Locate every line below that contains the word "enregistrée" and copy it.

↓

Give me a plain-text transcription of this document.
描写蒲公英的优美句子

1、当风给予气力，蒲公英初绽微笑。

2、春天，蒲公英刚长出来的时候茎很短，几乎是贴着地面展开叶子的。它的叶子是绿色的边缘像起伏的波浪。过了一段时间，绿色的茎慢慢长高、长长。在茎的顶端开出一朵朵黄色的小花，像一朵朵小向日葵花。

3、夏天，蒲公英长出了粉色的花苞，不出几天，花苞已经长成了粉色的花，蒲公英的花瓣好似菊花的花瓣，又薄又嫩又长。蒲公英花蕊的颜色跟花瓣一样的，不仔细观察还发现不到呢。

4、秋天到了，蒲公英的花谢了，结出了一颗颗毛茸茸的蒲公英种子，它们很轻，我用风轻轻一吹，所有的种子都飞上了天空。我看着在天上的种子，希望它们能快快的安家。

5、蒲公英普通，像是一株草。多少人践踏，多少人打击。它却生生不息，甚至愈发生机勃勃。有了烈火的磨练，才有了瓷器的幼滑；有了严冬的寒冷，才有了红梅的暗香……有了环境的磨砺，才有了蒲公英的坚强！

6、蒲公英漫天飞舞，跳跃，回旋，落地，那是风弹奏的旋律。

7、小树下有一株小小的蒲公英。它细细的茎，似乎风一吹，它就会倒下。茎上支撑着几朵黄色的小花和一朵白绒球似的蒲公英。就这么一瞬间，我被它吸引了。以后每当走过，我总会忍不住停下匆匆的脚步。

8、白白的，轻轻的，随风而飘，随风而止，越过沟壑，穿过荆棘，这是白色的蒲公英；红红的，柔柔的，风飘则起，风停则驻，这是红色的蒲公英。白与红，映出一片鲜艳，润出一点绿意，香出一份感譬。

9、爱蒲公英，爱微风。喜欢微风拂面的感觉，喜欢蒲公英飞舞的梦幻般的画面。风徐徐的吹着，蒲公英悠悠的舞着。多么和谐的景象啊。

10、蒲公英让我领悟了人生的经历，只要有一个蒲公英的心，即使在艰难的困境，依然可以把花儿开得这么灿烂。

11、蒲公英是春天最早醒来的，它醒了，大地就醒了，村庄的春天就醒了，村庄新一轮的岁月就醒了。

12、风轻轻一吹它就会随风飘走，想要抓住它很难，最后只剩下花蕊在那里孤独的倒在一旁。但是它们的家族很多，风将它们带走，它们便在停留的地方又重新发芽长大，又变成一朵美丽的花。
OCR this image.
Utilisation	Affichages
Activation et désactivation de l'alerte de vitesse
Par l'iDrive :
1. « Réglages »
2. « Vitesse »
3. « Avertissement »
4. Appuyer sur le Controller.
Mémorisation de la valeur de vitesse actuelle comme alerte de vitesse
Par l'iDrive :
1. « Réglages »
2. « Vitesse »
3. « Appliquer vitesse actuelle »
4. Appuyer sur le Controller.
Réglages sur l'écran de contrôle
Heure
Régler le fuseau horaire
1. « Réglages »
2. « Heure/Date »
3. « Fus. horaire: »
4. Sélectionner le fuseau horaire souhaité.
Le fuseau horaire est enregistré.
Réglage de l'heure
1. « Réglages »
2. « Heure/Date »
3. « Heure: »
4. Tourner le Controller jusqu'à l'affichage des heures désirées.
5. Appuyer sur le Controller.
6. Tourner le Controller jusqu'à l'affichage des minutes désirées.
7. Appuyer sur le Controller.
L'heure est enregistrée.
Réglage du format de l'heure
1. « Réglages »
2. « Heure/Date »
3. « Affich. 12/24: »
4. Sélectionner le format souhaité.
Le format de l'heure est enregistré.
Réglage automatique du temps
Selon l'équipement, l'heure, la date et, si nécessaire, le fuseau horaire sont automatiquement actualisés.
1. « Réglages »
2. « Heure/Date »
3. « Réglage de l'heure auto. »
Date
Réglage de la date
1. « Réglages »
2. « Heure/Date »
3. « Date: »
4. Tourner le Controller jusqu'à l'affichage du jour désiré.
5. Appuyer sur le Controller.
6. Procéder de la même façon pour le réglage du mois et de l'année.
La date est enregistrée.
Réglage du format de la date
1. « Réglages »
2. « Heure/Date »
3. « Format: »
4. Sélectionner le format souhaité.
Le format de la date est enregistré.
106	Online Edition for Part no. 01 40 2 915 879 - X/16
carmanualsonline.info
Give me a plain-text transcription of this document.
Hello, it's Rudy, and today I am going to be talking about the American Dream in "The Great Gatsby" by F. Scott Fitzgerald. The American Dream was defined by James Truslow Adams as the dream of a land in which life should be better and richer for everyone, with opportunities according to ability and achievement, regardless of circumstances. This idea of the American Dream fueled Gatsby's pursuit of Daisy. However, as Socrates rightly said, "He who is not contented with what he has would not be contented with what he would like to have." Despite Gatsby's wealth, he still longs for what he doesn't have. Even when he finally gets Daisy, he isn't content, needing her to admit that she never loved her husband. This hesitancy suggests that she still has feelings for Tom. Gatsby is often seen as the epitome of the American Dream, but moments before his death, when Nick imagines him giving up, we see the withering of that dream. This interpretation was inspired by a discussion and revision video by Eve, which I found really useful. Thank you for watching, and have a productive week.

↑

- **Full response**
L'heure est enregistrée.
La date est enregistrée.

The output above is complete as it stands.